### Instruction
From the listing below, extract every line in which the word "Лорер" appears.

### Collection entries
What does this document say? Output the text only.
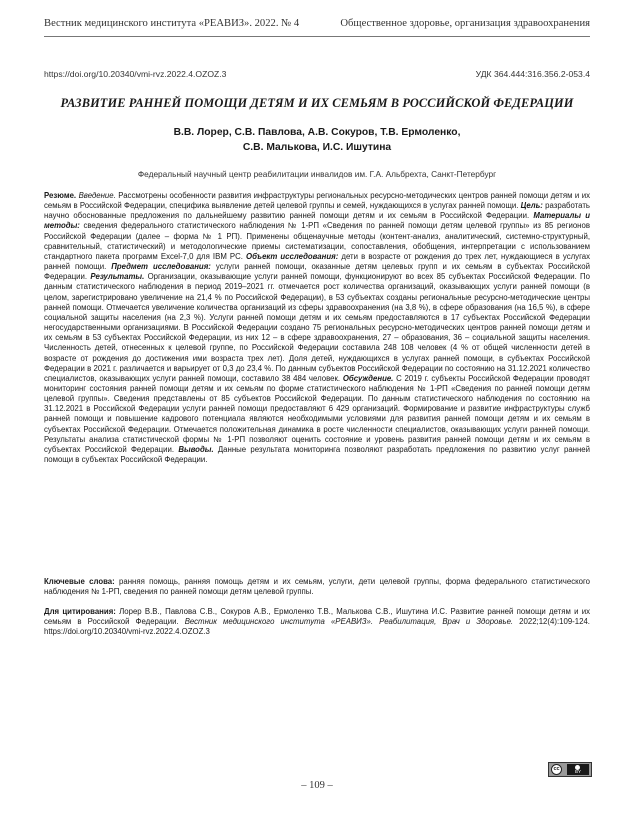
Вестник медицинского института «РЕАВИЗ». 2022. № 4	Общественное здоровье, организация здравоохранения
https://doi.org/10.20340/vmi-rvz.2022.4.OZOZ.3	УДК 364.444:316.356.2-053.4
РАЗВИТИЕ РАННЕЙ ПОМОЩИ ДЕТЯМ И ИХ СЕМЬЯМ В РОССИЙСКОЙ ФЕДЕРАЦИИ
В.В. Лорер, С.В. Павлова, А.В. Сокуров, Т.В. Ермоленко,
С.В. Малькова, И.С. Ишутина
Федеральный научный центр реабилитации инвалидов им. Г.А. Альбрехта, Санкт-Петербург
Резюме. Введение. Рассмотрены особенности развития инфраструктуры региональных ресурсно-методических центров ранней помощи детям и их семьям в Российской Федерации, специфика выявление детей целевой группы и семей, нуждающихся в услугах ранней помощи. Цель: разработать научно обоснованные предложения по дальнейшему развитию ранней помощи детям и их семьям в Российской Федерации. Материалы и методы: сведения федерального статистического наблюдения № 1-РП «Сведения по ранней помощи детям целевой группы» из 85 регионов Российской Федерации (далее – форма № 1 РП). Применены общенаучные методы (контент-анализ, аналитический, системно-структурный, сравнительный, статистический) и методологические приемы систематизации, сопоставления, обобщения, интерпретации с использованием стандартного пакета программ Excel-7,0 для IBM PC. Объект исследования: дети в возрасте от рождения до трех лет, нуждающиеся в услугах ранней помощи. Предмет исследования: услуги ранней помощи, оказанные детям целевых групп и их семьям в субъектах Российской Федерации. Результаты. Организации, оказывающие услуги ранней помощи, функционируют во всех 85 субъектах Российской Федерации. По данным статистического наблюдения в период 2019–2021 гг. отмечается рост количества организаций, оказывающих услуги ранней помощи (в целом, зарегистрировано увеличение на 21,4 % по Российской Федерации), в 53 субъектах созданы региональные ресурсно-методические центры ранней помощи. Отмечается увеличение количества организаций из сферы здравоохранения (на 3,8 %), в сфере образования (на 16,5 %), в сфере социальной защиты населения (на 2,3 %). Услуги ранней помощи детям и их семьям предоставляются в 17 субъектах Российской Федерации негосударственными организациями. В Российской Федерации создано 75 региональных ресурсно-методических центров ранней помощи детям и их семьям в 53 субъектах Российской Федерации, из них 12 – в сфере здравоохранения, 27 – образования, 36 – социальной защиты населения. Численность детей, отнесенных к целевой группе, по Российской Федерации составила 248 108 человек (4 % от общей численности детей в возрасте от рождения до достижения ими возраста трех лет). Доля детей, нуждающихся в услугах ранней помощи, в субъектах Российской Федерации в 2021 г. различается и варьирует от 0,3 до 23,4 %. По данным субъектов Российской Федерации по состоянию на 31.12.2021 количество специалистов, оказывающих услуги ранней помощи, составило 38 484 человек. Обсуждение. С 2019 г. субъекты Российской Федерации проводят мониторинг состояния ранней помощи детям и их семьям по форме статистического наблюдения № 1-РП «Сведения по ранней помощи детям целевой группы». Сведения представлены от 85 субъектов Российской Федерации. По данным статистического наблюдения по состоянию на 31.12.2021 в Российской Федерации услуги ранней помощи предоставляют 6 429 организаций. Формирование и развитие инфраструктуры служб ранней помощи и повышение кадрового потенциала являются необходимыми условиями для развития ранней помощи детям и их семьям в субъектах Российской Федерации. Отмечается положительная динамика в росте численности специалистов, оказывающих услуги ранней помощи. Результаты анализа статистической формы № 1-РП позволяют оценить состояние и уровень развития ранней помощи детям и их семьям в субъектах Российской Федерации. Выводы. Данные результата мониторинга позволяют разработать предложения по развитию услуг ранней помощи в субъектах Российской Федерации.
Ключевые слова: ранняя помощь, ранняя помощь детям и их семьям, услуги, дети целевой группы, форма федерального статистического наблюдения № 1-РП, сведения по ранней помощи детям целевой группы.
Для цитирования: Лорер В.В., Павлова С.В., Сокуров А.В., Ермоленко Т.В., Малькова С.В., Ишутина И.С. Развитие ранней помощи детям и их семьям в Российской Федерации. Вестник медицинского института «РЕАВИЗ». Реабилитация, Врач и Здоровье. 2022;12(4):109-124. https://doi.org/10.20340/vmi-rvz.2022.4.OZOZ.3
cc	BY
– 109 –
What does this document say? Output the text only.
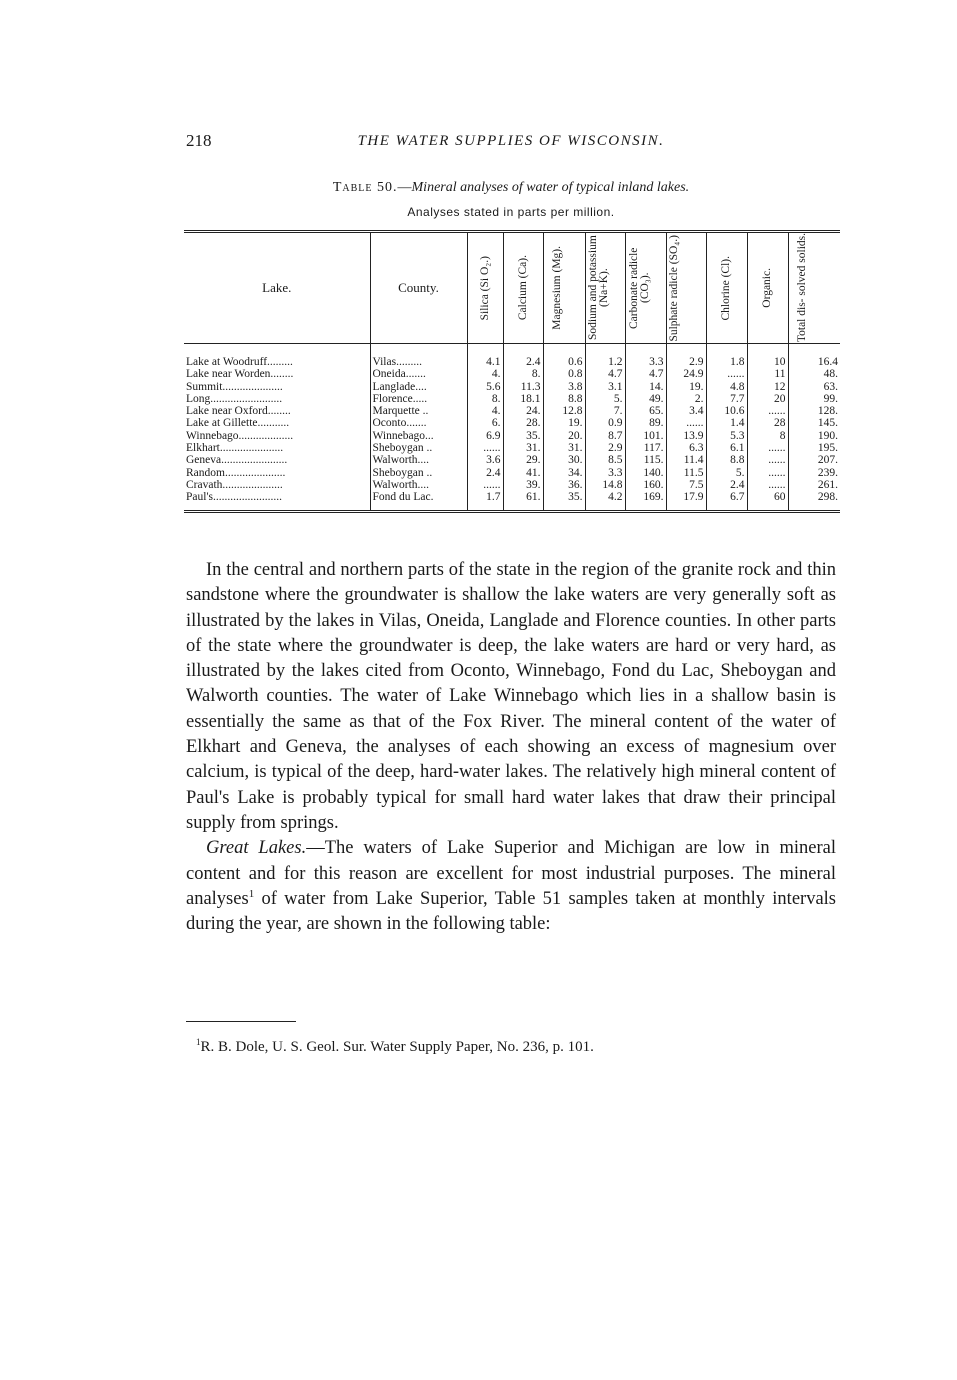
218	THE WATER SUPPLIES OF WISCONSIN.
Table 50.—Mineral analyses of water of typical inland lakes.
Analyses stated in parts per million.
Lake.	County.	Silica (Si O₂.)	Calcium (Ca).	Magnesium (Mg).	Sodium and potassium (Na+K).	Carbonate radicle (CO₃).	Sulphate radicle (SO₄.)	Chlorine (Cl).	Organic.	Total dis- solved solids.

Lake at Woodruff.........	Vilas.........	4.1	2.4	0.6	1.2	3.3	2.9	1.8	10	16.4
Lake near Worden........	Oneida.......	4.	8.	0.8	4.7	4.7	24.9	......	11	48.
Summit.....................	Langlade....	5.6	11.3	3.8	3.1	14.	19.	4.8	12	63.
Long.........................	Florence.....	8.	18.1	8.8	5.	49.	2.	7.7	20	99.
Lake near Oxford........	Marquette ..	4.	24.	12.8	7.	65.	3.4	10.6	......	128.
Lake at Gillette...........	Oconto.......	6.	28.	19.	0.9	89.	......	1.4	28	145.
Winnebago...................	Winnebago...	6.9	35.	20.	8.7	101.	13.9	5.3	8	190.
Elkhart......................	Sheboygan ..	......	31.	31.	2.9	117.	6.3	6.1	......	195.
Geneva.......................	Walworth....	3.6	29.	30.	8.5	115.	11.4	8.8	......	207.
Random.....................	Sheboygan ..	2.4	41.	34.	3.3	140.	11.5	5.	......	239.
Cravath.....................	Walworth....	......	39.	36.	14.8	160.	7.5	2.4	......	261.
Paul's........................	Fond du Lac.	1.7	61.	35.	4.2	169.	17.9	6.7	60	298.

In the central and northern parts of the state in the region of the granite rock and thin sandstone where the groundwater is shallow the lake waters are very generally soft as illustrated by the lakes in Vilas, Oneida, Langlade and Florence counties. In other parts of the state where the groundwater is deep, the lake waters are hard or very hard, as illustrated by the lakes cited from Oconto, Winnebago, Fond du Lac, Sheboygan and Walworth counties. The water of Lake Winnebago which lies in a shallow basin is essentially the same as that of the Fox River. The mineral content of the water of Elkhart and Geneva, the analyses of each showing an excess of magnesium over calcium, is typical of the deep, hard-water lakes. The relatively high mineral content of Paul's Lake is probably typical for small hard water lakes that draw their principal supply from springs.

Great Lakes.—The waters of Lake Superior and Michigan are low in mineral content and for this reason are excellent for most industrial purposes. The mineral analyses$^1$ of water from Lake Superior, Table 51 samples taken at monthly intervals during the year, are shown in the following table:

$^1$R. B. Dole, U. S. Geol. Sur. Water Supply Paper, No. 236, p. 101.
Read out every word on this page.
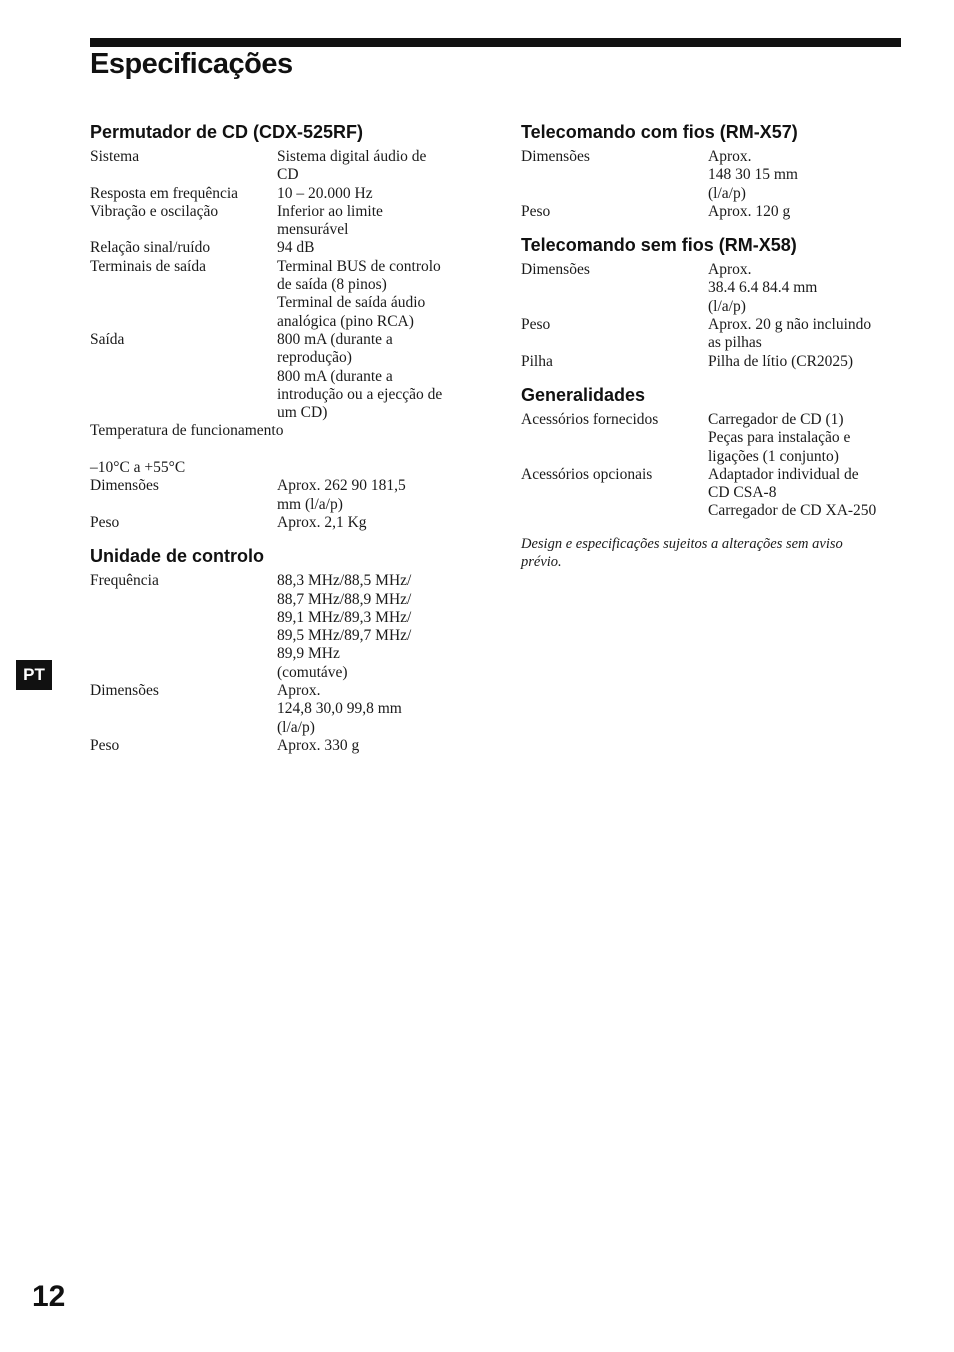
Especificações
Permutador de CD (CDX-525RF)
Sistema	Sistema digital áudio de
CD
Resposta em frequência	10 – 20.000 Hz
Vibração e oscilação	Inferior ao limite
mensurável
Relação sinal/ruído	94 dB
Terminais de saída	Terminal BUS de controlo
de saída (8 pinos)
Terminal de saída áudio
analógica (pino RCA)
Saída	800 mA (durante a
reprodução)
800 mA (durante a
introdução ou a ejecção de
um CD)
Temperatura de funcionamento
–10°C a +55°C
Dimensões	Aprox. 262 90 181,5
mm (l/a/p)
Peso	Aprox. 2,1 Kg
Unidade de controlo
Frequência	88,3 MHz/88,5 MHz/
88,7 MHz/88,9 MHz/
89,1 MHz/89,3 MHz/
89,5 MHz/89,7 MHz/
89,9 MHz
(comutáve)
Dimensões	Aprox.
124,8 30,0 99,8 mm
(l/a/p)
Peso	Aprox. 330 g
Telecomando com fios (RM-X57)
Dimensões	Aprox.
148 30 15 mm
(l/a/p)
Peso	Aprox. 120 g
Telecomando sem fios (RM-X58)
Dimensões	Aprox.
38.4 6.4 84.4 mm
(l/a/p)
Peso	Aprox. 20 g não incluindo
as pilhas
Pilha	Pilha de lítio (CR2025)
Generalidades
Acessórios fornecidos	Carregador de CD (1)
Peças para instalação e
ligações (1 conjunto)
Acessórios opcionais	Adaptador individual de
CD CSA-8
Carregador de CD XA-250
Design e especificações sujeitos a alterações sem aviso prévio.
PT
12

### Exercise output
В.В. Лорер, С.В. Павлова, А.В. Сокуров, Т.В. Ермоленко,
Для цитирования: Лорер В.В., Павлова С.В., Сокуров А.В., Ермоленко Т.В., Малькова С.В., Ишутина И.С. Развитие ранней помощи детям и их семьям в Российской Федерации. Вестник медицинского института «РЕАВИЗ». Реабилитация, Врач и Здоровье. 2022;12(4):109-124. https://doi.org/10.20340/vmi-rvz.2022.4.OZOZ.3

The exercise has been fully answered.